Now if only I could figure out this l'imparfait de subjonctif thing.
Some people really piss me off. People who don't turn the lights off in their room when they leave the house, even when they've been told repeatedly that electricity in France is almost twice as expensive and to please not leave things on when they're not being used. Or people who spend an hour on Skype in the middle of the night with thin walls arguing with their parents about why they can't travel more when they're not traveling nearly as much as some of the other kids here, and why are they being punished? Let's see, when your parents tell you they have no money and can't pay for it, do you honestly think whining about it to them will help? Getting mad at them? Begging them and promising to cut down on the hundreds of euros you spend on make-up and the 50 euros you spend a night on drinks, every night of the week? What part of "don't have any money" doesn't compute?
Then there's the Skype argument with parents about Facebook. Apparently when parents don't approve of what you're putting on Facebook, you get to yell (in an apartment where every little sound is transmitted through the walls, and some people do like to sleep sometime around one in the morning) about how you're 20 years old, and how dare they question what you're doing? How dare they bring up how what you put on Facebook gets viewed by potential employers in the future?
And then there are the people who just make me smile. Like the French. Thursday, March 19th, there will be a national strike in France. My classes may get cancelled, although I have to check with the individual teachers to be certain, because some of them arrange to have their classes in cafés on days when there are strikes (yes, this is a common occurrence). The trains, buses, and metro will all be affected, not to mention post offices and other public services.

────────

● Objective
Please repeat the passage on life in France, starting at "Then there's the" and ending at "in the future?", and switch "Facebook" to "Twitter".

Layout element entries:
────────

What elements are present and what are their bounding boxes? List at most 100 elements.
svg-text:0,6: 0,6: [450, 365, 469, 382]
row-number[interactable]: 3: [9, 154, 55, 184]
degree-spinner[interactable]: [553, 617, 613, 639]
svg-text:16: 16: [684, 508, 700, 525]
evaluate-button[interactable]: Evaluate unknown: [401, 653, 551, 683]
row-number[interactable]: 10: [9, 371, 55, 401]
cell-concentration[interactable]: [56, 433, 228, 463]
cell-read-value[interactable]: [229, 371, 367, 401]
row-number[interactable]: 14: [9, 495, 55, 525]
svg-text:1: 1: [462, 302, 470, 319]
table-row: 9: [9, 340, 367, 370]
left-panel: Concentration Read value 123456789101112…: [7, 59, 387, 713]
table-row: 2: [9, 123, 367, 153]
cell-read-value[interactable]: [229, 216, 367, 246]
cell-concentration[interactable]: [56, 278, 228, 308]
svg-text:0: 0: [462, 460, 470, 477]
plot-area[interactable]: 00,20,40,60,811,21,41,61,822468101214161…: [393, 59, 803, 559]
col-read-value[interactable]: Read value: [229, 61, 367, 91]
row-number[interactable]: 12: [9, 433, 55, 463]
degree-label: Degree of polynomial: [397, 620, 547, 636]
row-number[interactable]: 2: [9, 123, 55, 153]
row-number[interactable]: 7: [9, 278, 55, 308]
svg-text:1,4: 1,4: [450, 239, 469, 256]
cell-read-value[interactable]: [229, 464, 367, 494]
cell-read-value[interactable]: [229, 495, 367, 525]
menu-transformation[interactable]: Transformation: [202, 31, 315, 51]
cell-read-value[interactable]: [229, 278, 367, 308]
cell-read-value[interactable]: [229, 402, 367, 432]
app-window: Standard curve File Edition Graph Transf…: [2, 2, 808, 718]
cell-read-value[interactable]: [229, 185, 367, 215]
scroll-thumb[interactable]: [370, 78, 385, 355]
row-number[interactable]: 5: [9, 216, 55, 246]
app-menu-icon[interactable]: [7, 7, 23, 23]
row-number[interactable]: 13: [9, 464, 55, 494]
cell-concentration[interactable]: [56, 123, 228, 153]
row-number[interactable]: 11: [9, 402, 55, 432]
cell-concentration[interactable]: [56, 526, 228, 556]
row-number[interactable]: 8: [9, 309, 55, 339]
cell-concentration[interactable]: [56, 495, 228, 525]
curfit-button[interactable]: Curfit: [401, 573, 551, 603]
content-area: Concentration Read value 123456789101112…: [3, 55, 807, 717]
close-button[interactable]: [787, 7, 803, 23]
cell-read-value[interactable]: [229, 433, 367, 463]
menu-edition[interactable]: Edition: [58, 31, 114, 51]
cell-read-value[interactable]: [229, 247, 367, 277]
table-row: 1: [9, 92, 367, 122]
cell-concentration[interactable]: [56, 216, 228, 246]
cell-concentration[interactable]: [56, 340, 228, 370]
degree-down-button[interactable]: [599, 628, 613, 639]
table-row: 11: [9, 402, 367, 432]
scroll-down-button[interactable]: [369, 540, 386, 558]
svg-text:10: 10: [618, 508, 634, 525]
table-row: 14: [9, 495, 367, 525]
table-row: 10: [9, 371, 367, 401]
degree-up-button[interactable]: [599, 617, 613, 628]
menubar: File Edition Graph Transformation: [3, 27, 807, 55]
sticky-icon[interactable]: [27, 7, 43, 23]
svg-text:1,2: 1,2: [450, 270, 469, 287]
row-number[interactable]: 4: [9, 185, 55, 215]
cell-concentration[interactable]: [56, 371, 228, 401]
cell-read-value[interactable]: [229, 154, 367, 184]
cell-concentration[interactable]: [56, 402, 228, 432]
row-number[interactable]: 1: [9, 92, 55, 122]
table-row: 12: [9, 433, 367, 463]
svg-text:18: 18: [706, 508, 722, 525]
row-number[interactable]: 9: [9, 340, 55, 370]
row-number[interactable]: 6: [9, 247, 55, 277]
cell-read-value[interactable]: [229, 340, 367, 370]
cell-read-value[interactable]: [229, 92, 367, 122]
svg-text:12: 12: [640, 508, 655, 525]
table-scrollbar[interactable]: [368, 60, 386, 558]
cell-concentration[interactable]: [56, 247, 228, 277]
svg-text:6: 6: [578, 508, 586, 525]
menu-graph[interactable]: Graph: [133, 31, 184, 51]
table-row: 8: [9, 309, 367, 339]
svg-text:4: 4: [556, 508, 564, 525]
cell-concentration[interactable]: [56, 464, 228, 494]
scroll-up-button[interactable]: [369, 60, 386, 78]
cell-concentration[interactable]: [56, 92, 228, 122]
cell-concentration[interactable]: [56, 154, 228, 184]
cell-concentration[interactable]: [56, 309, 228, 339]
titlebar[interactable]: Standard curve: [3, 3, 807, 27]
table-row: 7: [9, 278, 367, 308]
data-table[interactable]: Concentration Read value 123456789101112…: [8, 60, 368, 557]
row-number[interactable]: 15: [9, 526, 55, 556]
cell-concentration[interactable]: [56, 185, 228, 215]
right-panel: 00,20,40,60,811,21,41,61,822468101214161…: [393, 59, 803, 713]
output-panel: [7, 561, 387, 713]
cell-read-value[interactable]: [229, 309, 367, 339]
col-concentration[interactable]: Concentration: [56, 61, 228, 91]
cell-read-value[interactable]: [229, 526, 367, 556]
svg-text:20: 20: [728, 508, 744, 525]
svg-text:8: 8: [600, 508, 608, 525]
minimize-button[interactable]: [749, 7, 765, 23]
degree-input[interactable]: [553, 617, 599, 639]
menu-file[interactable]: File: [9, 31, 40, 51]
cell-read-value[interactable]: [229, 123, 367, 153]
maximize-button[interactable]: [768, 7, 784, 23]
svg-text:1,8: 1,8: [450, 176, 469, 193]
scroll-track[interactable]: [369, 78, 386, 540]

────────

● Solution for this exercise
Then there's the Skype argument with parents about Twitter. Apparently when parents don't approve of what you're putting on Twitter, you get to yell (in an apartment where every little sound is transmitted through the walls, and some people do like to sleep sometime around one in the morning) about how you're 20 years old, and how dare they question what you're doing? How dare they bring up how what you put on Twitter gets viewed by potential employers in the future?